Task directions: Find each line with the word "axis" and copy it.

Provided material:

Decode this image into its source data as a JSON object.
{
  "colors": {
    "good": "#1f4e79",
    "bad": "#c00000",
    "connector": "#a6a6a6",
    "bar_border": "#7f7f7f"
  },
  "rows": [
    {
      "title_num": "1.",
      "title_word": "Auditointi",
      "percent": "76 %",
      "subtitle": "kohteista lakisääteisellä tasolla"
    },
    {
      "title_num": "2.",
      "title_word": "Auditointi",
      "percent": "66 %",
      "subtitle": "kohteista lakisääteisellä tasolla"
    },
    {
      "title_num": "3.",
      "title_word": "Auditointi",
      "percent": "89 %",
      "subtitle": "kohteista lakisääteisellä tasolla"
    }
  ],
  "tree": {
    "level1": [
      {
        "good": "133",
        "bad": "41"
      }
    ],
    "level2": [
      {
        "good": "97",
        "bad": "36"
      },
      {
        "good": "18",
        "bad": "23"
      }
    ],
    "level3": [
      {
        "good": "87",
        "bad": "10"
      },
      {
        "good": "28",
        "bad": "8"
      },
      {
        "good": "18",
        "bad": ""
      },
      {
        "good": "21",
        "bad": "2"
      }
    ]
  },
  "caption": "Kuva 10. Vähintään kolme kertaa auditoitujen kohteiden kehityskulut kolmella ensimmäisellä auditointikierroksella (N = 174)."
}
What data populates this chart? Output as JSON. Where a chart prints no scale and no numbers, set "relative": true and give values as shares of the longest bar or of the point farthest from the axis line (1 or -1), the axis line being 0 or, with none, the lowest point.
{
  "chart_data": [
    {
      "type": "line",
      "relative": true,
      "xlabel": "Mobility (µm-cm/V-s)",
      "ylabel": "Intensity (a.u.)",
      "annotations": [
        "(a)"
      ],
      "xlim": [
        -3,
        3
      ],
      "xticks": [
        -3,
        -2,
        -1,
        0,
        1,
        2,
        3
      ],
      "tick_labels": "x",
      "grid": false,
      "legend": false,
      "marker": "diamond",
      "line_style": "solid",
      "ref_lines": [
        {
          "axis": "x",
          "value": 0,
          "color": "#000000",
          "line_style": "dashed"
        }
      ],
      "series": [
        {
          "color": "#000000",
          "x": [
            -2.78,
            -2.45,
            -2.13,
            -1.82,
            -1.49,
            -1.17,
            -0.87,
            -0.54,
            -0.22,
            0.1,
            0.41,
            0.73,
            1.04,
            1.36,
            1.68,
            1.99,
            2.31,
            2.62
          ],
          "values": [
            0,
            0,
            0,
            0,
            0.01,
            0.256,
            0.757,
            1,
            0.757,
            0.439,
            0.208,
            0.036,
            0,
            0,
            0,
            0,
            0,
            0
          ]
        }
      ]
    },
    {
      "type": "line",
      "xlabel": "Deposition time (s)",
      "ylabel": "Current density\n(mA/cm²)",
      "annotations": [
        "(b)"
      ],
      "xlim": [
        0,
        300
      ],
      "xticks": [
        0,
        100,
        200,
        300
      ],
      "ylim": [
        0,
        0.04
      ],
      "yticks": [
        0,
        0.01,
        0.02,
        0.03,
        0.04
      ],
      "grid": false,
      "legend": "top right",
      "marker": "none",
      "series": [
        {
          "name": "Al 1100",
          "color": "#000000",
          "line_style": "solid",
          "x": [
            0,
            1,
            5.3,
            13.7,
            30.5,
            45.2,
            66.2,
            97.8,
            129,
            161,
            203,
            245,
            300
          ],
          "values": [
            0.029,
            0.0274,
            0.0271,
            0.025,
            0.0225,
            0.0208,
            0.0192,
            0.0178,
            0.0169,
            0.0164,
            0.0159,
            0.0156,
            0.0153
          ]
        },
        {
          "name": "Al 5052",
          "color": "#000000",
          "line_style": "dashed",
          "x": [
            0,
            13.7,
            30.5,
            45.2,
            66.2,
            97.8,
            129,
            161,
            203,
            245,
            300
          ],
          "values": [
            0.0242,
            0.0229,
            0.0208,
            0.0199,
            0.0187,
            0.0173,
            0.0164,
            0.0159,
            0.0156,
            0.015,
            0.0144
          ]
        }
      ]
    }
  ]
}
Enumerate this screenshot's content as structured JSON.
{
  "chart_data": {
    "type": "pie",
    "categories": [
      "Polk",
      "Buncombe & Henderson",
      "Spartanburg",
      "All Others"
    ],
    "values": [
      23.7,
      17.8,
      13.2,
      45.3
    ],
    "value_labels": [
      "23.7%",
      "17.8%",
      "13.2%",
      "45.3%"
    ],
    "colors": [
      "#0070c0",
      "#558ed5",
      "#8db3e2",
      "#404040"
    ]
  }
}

The solution:
What data populates this chart? Output as JSON. Where a chart prints no scale and no numbers, set "relative": true and give values as shares of the longest bar or of the point farthest from the axis line (1 or -1), the axis line being 0 or, with none, the lowest point.
          "axis": "x",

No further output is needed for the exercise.